───── Extracted information ─────
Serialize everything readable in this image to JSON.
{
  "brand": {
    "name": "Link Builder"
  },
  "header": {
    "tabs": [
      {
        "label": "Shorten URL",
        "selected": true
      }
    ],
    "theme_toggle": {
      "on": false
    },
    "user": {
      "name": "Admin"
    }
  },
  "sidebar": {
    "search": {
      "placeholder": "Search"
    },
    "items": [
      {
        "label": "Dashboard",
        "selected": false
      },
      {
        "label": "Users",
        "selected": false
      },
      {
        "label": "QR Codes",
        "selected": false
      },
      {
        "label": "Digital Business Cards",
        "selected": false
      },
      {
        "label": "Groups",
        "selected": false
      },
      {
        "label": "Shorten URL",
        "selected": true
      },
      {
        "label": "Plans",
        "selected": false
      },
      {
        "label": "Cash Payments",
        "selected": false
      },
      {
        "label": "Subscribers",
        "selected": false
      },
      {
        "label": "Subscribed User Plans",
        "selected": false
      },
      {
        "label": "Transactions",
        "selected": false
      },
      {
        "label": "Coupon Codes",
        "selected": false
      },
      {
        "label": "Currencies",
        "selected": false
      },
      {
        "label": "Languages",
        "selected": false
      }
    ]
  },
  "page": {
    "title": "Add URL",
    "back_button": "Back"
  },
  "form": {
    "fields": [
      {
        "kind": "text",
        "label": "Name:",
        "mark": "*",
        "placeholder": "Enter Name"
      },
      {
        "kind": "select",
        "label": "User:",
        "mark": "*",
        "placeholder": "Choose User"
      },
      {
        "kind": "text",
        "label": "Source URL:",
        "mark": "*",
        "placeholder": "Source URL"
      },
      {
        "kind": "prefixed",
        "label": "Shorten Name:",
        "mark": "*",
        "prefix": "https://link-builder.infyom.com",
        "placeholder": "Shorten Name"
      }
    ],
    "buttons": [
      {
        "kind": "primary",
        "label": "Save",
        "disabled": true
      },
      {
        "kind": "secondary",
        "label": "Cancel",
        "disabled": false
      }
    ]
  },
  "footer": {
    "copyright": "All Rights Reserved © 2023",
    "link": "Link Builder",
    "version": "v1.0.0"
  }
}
─────
- [Given exercise]: Write out the data exactly as it stands.

- [Exercise output]:
Serialize everything readable in this image to JSON.
{
  "brand": {
    "name": "Link Builder"
  },
  "header": {
    "tabs": [
      {
        "label": "Shorten URL",
        "selected": true
      }
    ],
    "theme_toggle": {
      "on": false
    },
    "user": {
      "name": "Admin"
    }
  },
  "sidebar": {
    "search": {
      "placeholder": "Search"
    },
    "items": [
      {
        "label": "Dashboard",
        "selected": false
      },
      {
        "label": "Users",
        "selected": false
      },
      {
        "label": "QR Codes",
        "selected": false
      },
      {
        "label": "Digital Business Cards",
        "selected": false
      },
      {
        "label": "Groups",
        "selected": false
      },
      {
        "label": "Shorten URL",
        "selected": true
      },
      {
        "label": "Plans",
        "selected": false
      },
      {
        "label": "Cash Payments",
        "selected": false
      },
      {
        "label": "Subscribers",
        "selected": false
      },
      {
        "label": "Subscribed User Plans",
        "selected": false
      },
      {
        "label": "Transactions",
        "selected": false
      },
      {
        "label": "Coupon Codes",
        "selected": false
      },
      {
        "label": "Currencies",
        "selected": false
      },
      {
        "label": "Languages",
        "selected": false
      }
    ]
  },
  "page": {
    "title": "Add URL",
    "back_button": "Back"
  },
  "form": {
    "fields": [
      {
        "kind": "text",
        "label": "Name:",
        "mark": "*",
        "placeholder": "Enter Name"
      },
      {
        "kind": "select",
        "label": "User:",
        "mark": "*",
        "placeholder": "Choose User"
      },
      {
        "kind": "text",
        "label": "Source URL:",
        "mark": "*",
        "placeholder": "Source URL"
      },
      {
        "kind": "prefixed",
        "label": "Shorten Name:",
        "mark": "*",
        "prefix": "https://link-builder.infyom.com",
        "placeholder": "Shorten Name"
      }
    ],
    "buttons": [
      {
        "kind": "primary",
        "label": "Save",
        "disabled": true
      },
      {
        "kind": "secondary",
        "label": "Cancel",
        "disabled": false
      }
    ]
  },
  "footer": {
    "copyright": "All Rights Reserved © 2023",
    "link": "Link Builder",
    "version": "v1.0.0"
  }
}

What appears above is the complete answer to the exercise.